** BEGIN **
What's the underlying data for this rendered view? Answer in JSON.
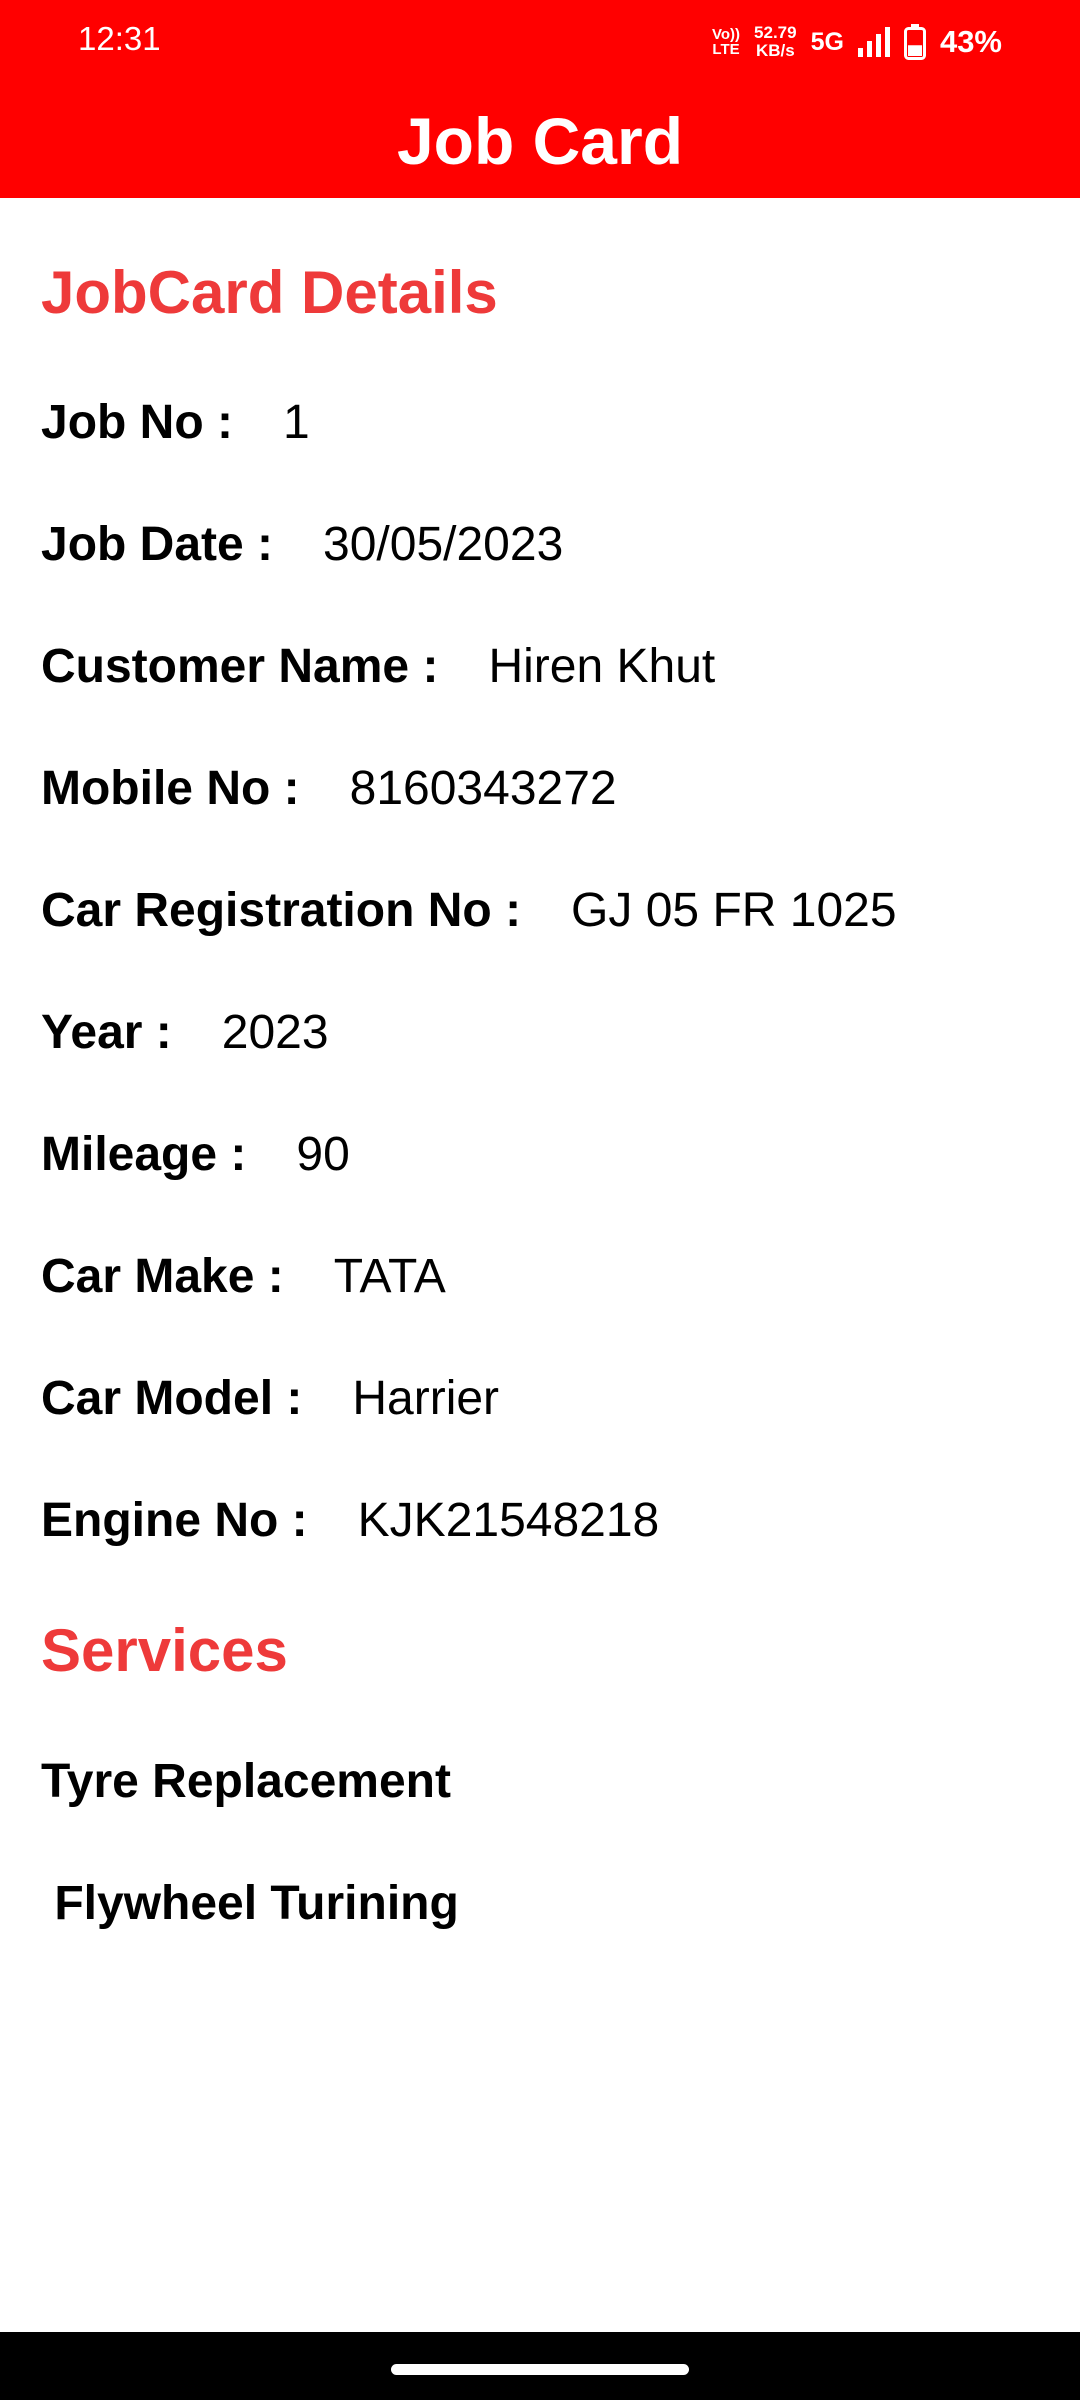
{
  "status_bar": {
    "time": "12:31",
    "volte_top": "Vo))",
    "volte_bottom": "LTE",
    "speed_value": "52.79",
    "speed_unit": "KB/s",
    "network": "5G",
    "battery": "43%",
    "signal_level": 4,
    "battery_level": 0.43
  },
  "header": {
    "title": "Job Card",
    "color": "#ff0000"
  },
  "details_section": {
    "heading": "JobCard Details",
    "heading_color": "#ee3a3a",
    "fields": [
      {
        "label": "Job No :",
        "value": "1"
      },
      {
        "label": "Job Date :",
        "value": "30/05/2023"
      },
      {
        "label": "Customer Name :",
        "value": "Hiren Khut"
      },
      {
        "label": "Mobile No :",
        "value": "8160343272"
      },
      {
        "label": "Car Registration No :",
        "value": "GJ 05 FR 1025"
      },
      {
        "label": "Year :",
        "value": "2023"
      },
      {
        "label": "Mileage :",
        "value": "90"
      },
      {
        "label": "Car Make :",
        "value": "TATA"
      },
      {
        "label": "Car Model :",
        "value": "Harrier"
      },
      {
        "label": "Engine No :",
        "value": "KJK21548218"
      }
    ]
  },
  "services_section": {
    "heading": "Services",
    "items": [
      "Tyre Replacement",
      " Flywheel Turining"
    ]
  }
}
** END **
• **AIM**
Copy the listing exactly. Any image in it stays out of the copy.

• **WRITTEN ANSWER**
What's the underlying data for this rendered view? Answer in JSON.
{
  "status_bar": {
    "time": "12:31",
    "volte_top": "Vo))",
    "volte_bottom": "LTE",
    "speed_value": "52.79",
    "speed_unit": "KB/s",
    "network": "5G",
    "battery": "43%",
    "signal_level": 4,
    "battery_level": 0.43
  },
  "header": {
    "title": "Job Card",
    "color": "#ff0000"
  },
  "details_section": {
    "heading": "JobCard Details",
    "heading_color": "#ee3a3a",
    "fields": [
      {
        "label": "Job No :",
        "value": "1"
      },
      {
        "label": "Job Date :",
        "value": "30/05/2023"
      },
      {
        "label": "Customer Name :",
        "value": "Hiren Khut"
      },
      {
        "label": "Mobile No :",
        "value": "8160343272"
      },
      {
        "label": "Car Registration No :",
        "value": "GJ 05 FR 1025"
      },
      {
        "label": "Year :",
        "value": "2023"
      },
      {
        "label": "Mileage :",
        "value": "90"
      },
      {
        "label": "Car Make :",
        "value": "TATA"
      },
      {
        "label": "Car Model :",
        "value": "Harrier"
      },
      {
        "label": "Engine No :",
        "value": "KJK21548218"
      }
    ]
  },
  "services_section": {
    "heading": "Services",
    "items": [
      "Tyre Replacement",
      " Flywheel Turining"
    ]
  }
}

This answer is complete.